SET EXERCISE: Output an exact reproduction of the data.

─── RECORDS FOR THIS TASK

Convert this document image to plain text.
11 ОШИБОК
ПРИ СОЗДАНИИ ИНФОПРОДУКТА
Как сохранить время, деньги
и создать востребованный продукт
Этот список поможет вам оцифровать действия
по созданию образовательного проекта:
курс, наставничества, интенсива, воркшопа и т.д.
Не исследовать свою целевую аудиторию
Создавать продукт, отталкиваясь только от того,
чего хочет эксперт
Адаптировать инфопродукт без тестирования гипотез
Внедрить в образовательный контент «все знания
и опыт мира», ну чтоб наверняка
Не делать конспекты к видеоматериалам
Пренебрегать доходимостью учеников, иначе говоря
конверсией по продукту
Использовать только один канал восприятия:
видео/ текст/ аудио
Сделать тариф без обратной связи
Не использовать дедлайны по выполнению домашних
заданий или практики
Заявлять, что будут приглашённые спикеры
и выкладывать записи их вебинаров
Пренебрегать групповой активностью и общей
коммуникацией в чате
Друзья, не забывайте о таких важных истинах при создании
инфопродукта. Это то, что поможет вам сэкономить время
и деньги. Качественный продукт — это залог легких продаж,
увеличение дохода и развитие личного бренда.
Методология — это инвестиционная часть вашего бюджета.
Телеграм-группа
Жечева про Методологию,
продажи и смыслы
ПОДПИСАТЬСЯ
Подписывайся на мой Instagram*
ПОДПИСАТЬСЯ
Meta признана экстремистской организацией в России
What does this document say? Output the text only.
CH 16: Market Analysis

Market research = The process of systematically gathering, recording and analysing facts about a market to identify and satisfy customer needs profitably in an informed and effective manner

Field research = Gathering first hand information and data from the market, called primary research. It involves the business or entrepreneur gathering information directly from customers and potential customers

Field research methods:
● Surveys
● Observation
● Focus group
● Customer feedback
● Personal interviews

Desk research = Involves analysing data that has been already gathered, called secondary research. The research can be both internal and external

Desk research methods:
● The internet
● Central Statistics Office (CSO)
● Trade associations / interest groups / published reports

──────

CORRECT RESPONSE:
Convert this document image to plain text.
11 ОШИБОК
ПРИ СОЗДАНИИ ИНФОПРОДУКТА
Как сохранить время, деньги
и создать востребованный продукт
Этот список поможет вам оцифровать действия
по созданию образовательного проекта:
курс, наставничества, интенсива, воркшопа и т.д.
Не исследовать свою целевую аудиторию
Создавать продукт, отталкиваясь только от того,
чего хочет эксперт
Адаптировать инфопродукт без тестирования гипотез
Внедрить в образовательный контент «все знания
и опыт мира», ну чтоб наверняка
Не делать конспекты к видеоматериалам
Пренебрегать доходимостью учеников, иначе говоря
конверсией по продукту
Использовать только один канал восприятия:
видео/ текст/ аудио
Сделать тариф без обратной связи
Не использовать дедлайны по выполнению домашних
заданий или практики
Заявлять, что будут приглашённые спикеры
и выкладывать записи их вебинаров
Пренебрегать групповой активностью и общей
коммуникацией в чате
Друзья, не забывайте о таких важных истинах при создании
инфопродукта. Это то, что поможет вам сэкономить время
и деньги. Качественный продукт — это залог легких продаж,
увеличение дохода и развитие личного бренда.
Методология — это инвестиционная часть вашего бюджета.
Телеграм-группа
Жечева про Методологию,
продажи и смыслы
ПОДПИСАТЬСЯ
Подписывайся на мой Instagram*
ПОДПИСАТЬСЯ
Meta признана экстремистской организацией в России
What does this document say? Output the text only.
CH 16: Market Analysis

Market research = The process of systematically gathering, recording and analysing facts about a market to identify and satisfy customer needs profitably in an informed and effective manner

Field research = Gathering first hand information and data from the market, called primary research. It involves the business or entrepreneur gathering information directly from customers and potential customers

Field research methods:
● Surveys
● Observation
● Focus group
● Customer feedback
● Personal interviews

Desk research = Involves analysing data that has been already gathered, called secondary research. The research can be both internal and external

Desk research methods:
● The internet
● Central Statistics Office (CSO)
● Trade associations / interest groups / published reports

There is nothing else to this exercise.